_PROBLEM TO SOLVE_
Track down every line below that holds "content" and copy it.

%%

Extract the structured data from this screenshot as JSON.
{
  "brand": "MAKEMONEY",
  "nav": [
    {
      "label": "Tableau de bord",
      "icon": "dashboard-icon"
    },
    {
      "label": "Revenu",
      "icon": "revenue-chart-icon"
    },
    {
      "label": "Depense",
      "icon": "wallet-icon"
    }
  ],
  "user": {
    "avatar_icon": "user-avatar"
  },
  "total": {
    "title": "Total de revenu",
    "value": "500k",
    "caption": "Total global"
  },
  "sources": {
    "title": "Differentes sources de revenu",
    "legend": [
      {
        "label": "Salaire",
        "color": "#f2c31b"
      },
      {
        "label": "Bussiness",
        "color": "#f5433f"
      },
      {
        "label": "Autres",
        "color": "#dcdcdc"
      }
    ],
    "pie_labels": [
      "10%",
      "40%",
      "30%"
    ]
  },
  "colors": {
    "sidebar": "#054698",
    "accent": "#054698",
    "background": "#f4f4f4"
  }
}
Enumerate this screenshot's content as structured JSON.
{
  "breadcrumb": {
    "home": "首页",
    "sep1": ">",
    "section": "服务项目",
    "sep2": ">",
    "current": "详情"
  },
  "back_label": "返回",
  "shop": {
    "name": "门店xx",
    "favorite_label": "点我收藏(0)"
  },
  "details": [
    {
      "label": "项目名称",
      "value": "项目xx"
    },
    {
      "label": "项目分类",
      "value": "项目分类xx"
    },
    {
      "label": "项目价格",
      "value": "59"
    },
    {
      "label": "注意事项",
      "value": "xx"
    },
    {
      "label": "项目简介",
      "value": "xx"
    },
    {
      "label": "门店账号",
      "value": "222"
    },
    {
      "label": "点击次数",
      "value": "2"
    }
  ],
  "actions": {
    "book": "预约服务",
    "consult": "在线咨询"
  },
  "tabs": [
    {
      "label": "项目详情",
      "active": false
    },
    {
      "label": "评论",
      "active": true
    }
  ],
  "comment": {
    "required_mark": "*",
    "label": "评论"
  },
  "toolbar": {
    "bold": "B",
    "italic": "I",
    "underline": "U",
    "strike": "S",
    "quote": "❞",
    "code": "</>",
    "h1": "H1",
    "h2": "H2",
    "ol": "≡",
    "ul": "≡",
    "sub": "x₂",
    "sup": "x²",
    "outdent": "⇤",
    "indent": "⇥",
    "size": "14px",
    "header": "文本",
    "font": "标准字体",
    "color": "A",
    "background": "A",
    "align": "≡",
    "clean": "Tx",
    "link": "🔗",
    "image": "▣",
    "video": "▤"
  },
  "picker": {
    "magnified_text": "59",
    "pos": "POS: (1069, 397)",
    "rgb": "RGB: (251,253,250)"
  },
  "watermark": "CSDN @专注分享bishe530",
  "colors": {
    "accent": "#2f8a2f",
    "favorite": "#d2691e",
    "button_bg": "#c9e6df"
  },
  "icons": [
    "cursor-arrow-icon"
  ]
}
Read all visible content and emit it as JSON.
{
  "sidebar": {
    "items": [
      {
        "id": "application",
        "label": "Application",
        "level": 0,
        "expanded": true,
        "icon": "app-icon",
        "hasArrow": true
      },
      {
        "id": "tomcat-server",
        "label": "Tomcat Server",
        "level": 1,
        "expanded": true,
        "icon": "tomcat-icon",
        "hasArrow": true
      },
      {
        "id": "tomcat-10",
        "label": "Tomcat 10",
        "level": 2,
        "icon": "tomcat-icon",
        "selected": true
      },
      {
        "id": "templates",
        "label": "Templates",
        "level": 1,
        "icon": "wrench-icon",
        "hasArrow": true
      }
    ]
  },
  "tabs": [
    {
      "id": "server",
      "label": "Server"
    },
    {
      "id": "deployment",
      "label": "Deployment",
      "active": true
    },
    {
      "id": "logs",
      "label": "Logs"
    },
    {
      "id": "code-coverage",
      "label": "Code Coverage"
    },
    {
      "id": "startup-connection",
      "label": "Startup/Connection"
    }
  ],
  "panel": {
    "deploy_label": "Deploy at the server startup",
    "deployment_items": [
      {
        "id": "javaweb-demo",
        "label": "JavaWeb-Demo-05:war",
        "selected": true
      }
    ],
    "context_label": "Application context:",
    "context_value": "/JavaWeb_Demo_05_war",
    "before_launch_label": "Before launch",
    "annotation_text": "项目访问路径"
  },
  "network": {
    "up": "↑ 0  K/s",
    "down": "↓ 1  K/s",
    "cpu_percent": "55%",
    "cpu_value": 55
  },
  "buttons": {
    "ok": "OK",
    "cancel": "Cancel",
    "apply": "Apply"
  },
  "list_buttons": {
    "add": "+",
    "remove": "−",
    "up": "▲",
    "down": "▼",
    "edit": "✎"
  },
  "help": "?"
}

%%

_ANSWER TO THE EXERCISE_
Enumerate this screenshot's content as structured JSON.
Read all visible content and emit it as JSON.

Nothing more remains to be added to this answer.